INSTRUCTIONS FOR THE TASK: Each line in the entries below that holds the string "text" is to be listed.

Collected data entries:
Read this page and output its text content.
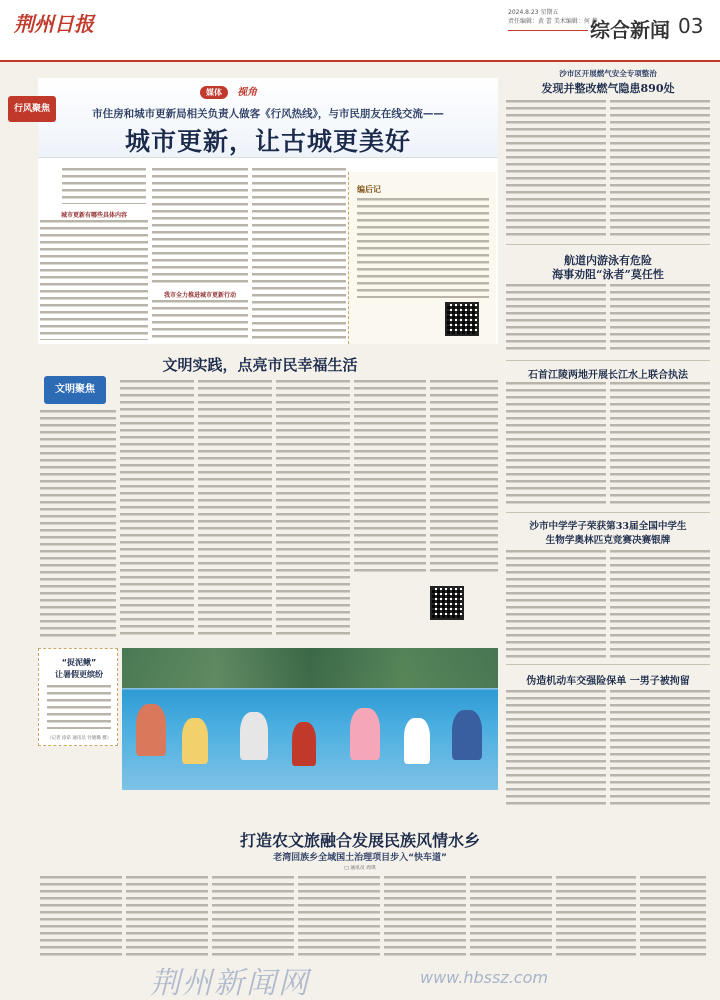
荆州日报	2024.8.23 星期五
责任编辑：黄 蕾 美术编辑：何 静
综合新闻 03
媒体 视角
市住房和城市更新局相关负责人做客《行风热线》，与市民朋友在线交流——
城市更新，让古城更美好
行风聚焦
城市更新有哪些具体内容
我市全力推进城市更新行动
编后记
文明实践，点亮市民幸福生活
文明聚焦
“捉泥鳅”
让暑假更缤纷
（记者 徐昂 通讯员 付晓璐 摄）
打造农文旅融合发展民族风情水乡
老湾回族乡全域国土治理项目步入“快车道”
□ 通讯员 周琪
沙市区开展燃气安全专项整治
发现并整改燃气隐患890处
航道内游泳有危险
海事劝阻“泳者”莫任性
石首江陵两地开展长江水上联合执法
沙市中学学子荣获第33届全国中学生
生物学奥林匹克竞赛决赛银牌
伪造机动车交强险保单 一男子被拘留
荆州新闻网	www.hbssz.com
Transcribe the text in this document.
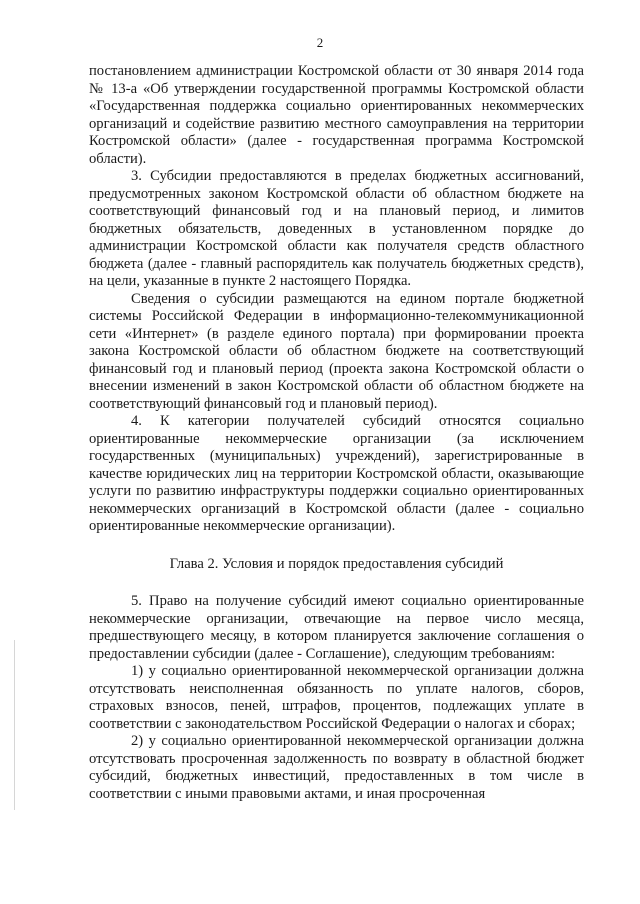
2

постановлением администрации Костромской области от 30 января 2014 года № 13-а «Об утверждении государственной программы Костромской области «Государственная поддержка социально ориентированных некоммерческих организаций и содействие развитию местного самоуправления на территории Костромской области» (далее - государственная программа Костромской области).

3. Субсидии предоставляются в пределах бюджетных ассигнований, предусмотренных законом Костромской области об областном бюджете на соответствующий финансовый год и на плановый период, и лимитов бюджетных обязательств, доведенных в установленном порядке до администрации Костромской области как получателя средств областного бюджета (далее - главный распорядитель как получатель бюджетных средств), на цели, указанные в пункте 2 настоящего Порядка.

Сведения о субсидии размещаются на едином портале бюджетной системы Российской Федерации в информационно-телекоммуникационной сети «Интернет» (в разделе единого портала) при формировании проекта закона Костромской области об областном бюджете на соответствующий финансовый год и плановый период (проекта закона Костромской области о внесении изменений в закон Костромской области об областном бюджете на соответствующий финансовый год и плановый период).

4. К категории получателей субсидий относятся социально ориентированные некоммерческие организации (за исключением государственных (муниципальных) учреждений), зарегистрированные в качестве юридических лиц на территории Костромской области, оказывающие услуги по развитию инфраструктуры поддержки социально ориентированных некоммерческих организаций в Костромской области (далее - социально ориентированные некоммерческие организации).

Глава 2. Условия и порядок предоставления субсидий

5. Право на получение субсидий имеют социально ориентированные некоммерческие организации, отвечающие на первое число месяца, предшествующего месяцу, в котором планируется заключение соглашения о предоставлении субсидии (далее - Соглашение), следующим требованиям:

1) у социально ориентированной некоммерческой организации должна отсутствовать неисполненная обязанность по уплате налогов, сборов, страховых взносов, пеней, штрафов, процентов, подлежащих уплате в соответствии с законодательством Российской Федерации о налогах и сборах;

2) у социально ориентированной некоммерческой организации должна отсутствовать просроченная задолженность по возврату в областной бюджет субсидий, бюджетных инвестиций, предоставленных в том числе в соответствии с иными правовыми актами, и иная просроченная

IN RESPONSE:
Read this page and output its text content.
Transcribe the text in this document.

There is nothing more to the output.